** BEGIN INPUT MATERIAL **

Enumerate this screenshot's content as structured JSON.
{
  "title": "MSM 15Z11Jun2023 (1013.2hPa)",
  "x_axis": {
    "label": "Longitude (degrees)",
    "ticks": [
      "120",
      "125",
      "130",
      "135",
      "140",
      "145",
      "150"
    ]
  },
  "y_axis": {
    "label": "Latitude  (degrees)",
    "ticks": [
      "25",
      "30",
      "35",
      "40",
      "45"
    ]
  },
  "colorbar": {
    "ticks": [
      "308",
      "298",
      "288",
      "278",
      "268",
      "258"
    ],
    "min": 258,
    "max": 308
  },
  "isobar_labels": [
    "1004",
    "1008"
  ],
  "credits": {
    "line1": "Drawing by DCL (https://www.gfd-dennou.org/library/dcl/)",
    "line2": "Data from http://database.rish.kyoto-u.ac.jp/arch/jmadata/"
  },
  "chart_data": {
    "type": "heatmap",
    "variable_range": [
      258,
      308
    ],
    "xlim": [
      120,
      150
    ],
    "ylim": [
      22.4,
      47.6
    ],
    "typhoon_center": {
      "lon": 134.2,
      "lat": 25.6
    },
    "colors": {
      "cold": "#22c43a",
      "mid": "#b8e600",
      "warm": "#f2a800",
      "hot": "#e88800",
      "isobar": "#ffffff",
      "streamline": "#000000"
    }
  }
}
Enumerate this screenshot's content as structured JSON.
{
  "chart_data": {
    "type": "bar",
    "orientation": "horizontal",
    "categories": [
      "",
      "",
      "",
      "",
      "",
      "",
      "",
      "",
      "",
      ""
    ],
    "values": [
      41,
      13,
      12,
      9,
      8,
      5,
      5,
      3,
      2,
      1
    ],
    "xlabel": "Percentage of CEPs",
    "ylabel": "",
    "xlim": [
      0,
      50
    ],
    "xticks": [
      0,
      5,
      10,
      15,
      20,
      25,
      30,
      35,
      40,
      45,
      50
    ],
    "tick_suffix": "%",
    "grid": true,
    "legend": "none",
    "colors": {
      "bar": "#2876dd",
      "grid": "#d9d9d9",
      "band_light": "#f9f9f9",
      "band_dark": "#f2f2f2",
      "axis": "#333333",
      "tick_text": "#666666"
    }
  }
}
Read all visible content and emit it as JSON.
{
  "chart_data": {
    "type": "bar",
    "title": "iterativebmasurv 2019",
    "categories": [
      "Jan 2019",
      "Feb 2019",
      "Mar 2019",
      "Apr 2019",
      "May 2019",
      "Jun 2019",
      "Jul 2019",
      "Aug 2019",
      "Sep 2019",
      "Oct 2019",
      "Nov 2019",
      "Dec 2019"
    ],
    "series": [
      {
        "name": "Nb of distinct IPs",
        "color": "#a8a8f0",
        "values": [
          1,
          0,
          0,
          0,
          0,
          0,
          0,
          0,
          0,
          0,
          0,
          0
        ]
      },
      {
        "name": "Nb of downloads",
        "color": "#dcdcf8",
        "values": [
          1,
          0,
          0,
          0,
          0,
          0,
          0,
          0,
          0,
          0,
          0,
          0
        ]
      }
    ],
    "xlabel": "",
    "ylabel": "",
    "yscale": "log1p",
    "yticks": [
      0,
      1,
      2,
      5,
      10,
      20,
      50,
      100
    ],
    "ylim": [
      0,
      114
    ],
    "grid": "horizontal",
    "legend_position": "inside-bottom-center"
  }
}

** END INPUT MATERIAL **
** BEGIN INPUT MATERIAL **

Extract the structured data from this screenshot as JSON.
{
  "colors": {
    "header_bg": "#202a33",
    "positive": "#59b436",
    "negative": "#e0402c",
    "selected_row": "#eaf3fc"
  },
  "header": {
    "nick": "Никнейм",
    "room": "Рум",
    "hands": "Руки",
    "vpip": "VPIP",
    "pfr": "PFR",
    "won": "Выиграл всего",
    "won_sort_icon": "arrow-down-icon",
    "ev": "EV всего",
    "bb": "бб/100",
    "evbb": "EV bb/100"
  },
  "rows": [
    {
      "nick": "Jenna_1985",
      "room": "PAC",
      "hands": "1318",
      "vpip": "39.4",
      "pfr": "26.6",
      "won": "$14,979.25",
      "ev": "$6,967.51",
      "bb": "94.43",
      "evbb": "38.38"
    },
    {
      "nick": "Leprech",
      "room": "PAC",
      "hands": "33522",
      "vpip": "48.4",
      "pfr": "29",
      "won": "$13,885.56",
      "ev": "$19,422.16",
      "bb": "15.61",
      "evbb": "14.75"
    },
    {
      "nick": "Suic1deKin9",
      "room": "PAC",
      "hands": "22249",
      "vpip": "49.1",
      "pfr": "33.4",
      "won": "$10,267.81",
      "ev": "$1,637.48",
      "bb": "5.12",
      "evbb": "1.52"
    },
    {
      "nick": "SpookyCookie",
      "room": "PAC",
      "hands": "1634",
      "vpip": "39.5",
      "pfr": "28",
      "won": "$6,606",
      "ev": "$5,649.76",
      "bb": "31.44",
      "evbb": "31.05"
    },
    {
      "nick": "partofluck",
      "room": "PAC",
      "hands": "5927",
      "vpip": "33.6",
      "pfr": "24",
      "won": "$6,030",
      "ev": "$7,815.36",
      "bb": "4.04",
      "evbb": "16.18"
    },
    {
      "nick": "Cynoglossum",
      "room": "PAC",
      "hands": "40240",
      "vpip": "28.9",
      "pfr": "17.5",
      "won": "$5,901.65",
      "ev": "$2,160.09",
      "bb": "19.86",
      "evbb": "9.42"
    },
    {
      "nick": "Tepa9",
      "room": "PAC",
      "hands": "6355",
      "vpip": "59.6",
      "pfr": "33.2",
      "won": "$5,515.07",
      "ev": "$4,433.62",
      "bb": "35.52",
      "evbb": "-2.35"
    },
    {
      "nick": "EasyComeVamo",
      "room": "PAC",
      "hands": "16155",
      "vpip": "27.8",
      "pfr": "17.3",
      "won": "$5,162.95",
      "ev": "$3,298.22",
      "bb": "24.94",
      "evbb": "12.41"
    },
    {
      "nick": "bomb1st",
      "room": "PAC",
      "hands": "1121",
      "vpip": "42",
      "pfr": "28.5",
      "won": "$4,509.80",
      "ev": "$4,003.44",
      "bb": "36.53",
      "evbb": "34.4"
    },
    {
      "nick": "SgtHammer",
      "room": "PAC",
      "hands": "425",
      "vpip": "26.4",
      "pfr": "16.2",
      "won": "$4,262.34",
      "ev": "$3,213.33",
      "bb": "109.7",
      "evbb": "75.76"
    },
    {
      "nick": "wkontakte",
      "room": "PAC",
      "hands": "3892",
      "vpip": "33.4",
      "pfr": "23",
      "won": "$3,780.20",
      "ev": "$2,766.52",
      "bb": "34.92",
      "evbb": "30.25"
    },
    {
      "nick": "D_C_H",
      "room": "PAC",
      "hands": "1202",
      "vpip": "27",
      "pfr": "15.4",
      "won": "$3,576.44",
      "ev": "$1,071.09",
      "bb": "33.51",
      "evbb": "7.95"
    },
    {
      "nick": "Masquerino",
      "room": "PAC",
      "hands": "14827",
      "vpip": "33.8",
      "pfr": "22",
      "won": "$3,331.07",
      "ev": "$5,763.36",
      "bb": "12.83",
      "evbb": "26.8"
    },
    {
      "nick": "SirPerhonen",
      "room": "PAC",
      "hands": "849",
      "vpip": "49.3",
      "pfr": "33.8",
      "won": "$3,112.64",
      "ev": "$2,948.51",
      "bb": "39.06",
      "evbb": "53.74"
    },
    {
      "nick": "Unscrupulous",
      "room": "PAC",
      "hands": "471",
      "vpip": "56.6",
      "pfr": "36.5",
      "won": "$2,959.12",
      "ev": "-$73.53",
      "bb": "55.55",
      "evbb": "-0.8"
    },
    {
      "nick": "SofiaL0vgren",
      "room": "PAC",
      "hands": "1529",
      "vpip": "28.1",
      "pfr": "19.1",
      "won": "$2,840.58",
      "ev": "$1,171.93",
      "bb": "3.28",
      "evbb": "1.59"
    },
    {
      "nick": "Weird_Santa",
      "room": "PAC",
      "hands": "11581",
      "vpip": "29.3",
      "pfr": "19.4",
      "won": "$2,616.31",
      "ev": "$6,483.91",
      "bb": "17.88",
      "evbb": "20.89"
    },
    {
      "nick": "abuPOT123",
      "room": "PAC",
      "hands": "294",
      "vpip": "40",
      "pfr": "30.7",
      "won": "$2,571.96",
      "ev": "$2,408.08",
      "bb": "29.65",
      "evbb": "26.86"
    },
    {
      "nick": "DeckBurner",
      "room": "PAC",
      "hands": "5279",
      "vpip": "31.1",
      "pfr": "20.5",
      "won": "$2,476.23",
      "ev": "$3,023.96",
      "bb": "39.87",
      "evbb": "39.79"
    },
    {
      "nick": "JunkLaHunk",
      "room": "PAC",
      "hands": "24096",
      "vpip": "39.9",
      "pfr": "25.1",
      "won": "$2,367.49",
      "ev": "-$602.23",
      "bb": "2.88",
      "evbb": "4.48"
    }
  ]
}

** END INPUT MATERIAL **
** BEGIN INPUT MATERIAL **

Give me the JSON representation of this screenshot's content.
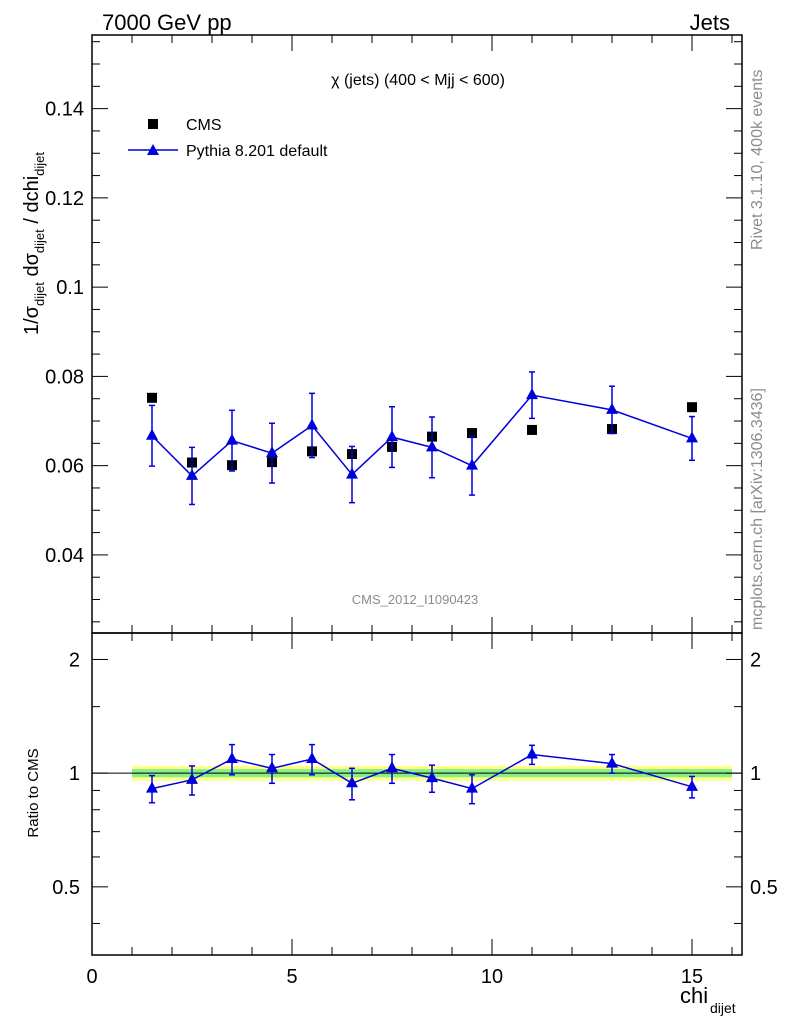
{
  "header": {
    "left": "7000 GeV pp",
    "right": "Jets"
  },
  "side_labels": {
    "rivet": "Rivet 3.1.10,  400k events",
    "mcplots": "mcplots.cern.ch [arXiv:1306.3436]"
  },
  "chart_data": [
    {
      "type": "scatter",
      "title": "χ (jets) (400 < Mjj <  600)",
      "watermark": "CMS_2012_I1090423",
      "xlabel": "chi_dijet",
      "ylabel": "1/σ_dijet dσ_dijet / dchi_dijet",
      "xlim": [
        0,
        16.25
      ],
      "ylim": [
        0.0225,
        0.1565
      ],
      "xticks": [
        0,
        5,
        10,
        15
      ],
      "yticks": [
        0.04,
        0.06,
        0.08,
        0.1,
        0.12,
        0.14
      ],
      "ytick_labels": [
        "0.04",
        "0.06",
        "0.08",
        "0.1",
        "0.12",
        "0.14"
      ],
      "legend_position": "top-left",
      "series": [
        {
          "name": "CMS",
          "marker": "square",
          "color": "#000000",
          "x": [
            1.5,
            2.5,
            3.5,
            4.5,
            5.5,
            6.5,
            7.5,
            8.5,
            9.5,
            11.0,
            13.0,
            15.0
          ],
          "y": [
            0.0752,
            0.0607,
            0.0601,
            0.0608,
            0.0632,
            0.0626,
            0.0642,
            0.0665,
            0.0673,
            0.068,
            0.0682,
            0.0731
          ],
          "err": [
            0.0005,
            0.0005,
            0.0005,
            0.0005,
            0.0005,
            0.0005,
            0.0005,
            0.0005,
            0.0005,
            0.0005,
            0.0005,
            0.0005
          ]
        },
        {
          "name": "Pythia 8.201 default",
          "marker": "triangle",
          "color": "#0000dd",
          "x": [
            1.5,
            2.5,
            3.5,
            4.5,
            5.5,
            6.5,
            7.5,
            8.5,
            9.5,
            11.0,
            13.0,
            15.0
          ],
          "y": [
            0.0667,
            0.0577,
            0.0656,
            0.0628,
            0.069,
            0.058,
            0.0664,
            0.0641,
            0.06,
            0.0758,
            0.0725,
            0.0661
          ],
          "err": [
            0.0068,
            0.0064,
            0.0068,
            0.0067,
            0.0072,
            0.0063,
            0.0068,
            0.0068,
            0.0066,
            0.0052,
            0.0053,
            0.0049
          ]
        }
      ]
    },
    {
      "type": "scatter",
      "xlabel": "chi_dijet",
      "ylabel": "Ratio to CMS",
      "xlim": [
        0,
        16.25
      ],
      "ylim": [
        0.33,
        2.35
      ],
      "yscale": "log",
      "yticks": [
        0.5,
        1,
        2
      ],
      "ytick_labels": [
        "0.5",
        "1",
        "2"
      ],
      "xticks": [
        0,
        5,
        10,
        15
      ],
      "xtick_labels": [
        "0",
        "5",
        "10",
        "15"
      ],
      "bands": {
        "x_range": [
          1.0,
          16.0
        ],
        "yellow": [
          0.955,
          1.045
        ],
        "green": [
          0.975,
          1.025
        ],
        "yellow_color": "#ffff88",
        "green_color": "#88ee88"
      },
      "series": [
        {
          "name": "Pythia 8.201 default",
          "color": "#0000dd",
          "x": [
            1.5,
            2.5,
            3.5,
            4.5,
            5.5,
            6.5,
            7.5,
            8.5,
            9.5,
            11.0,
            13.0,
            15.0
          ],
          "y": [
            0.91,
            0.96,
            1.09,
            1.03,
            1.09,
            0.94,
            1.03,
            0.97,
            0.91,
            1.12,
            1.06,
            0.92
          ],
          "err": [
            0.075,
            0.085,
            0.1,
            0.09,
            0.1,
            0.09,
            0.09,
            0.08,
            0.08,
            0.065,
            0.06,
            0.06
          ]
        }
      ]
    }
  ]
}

** END INPUT MATERIAL **

WORK REQUIRED »
Check every line of the data above for the string "from", and copy those that have it.

ANSWER TO THE TASK »
    "line2": "Data from http://database.rish.kyoto-u.ac.jp/arch/jmadata/"
Extract the structured data from this screenshot as JSON.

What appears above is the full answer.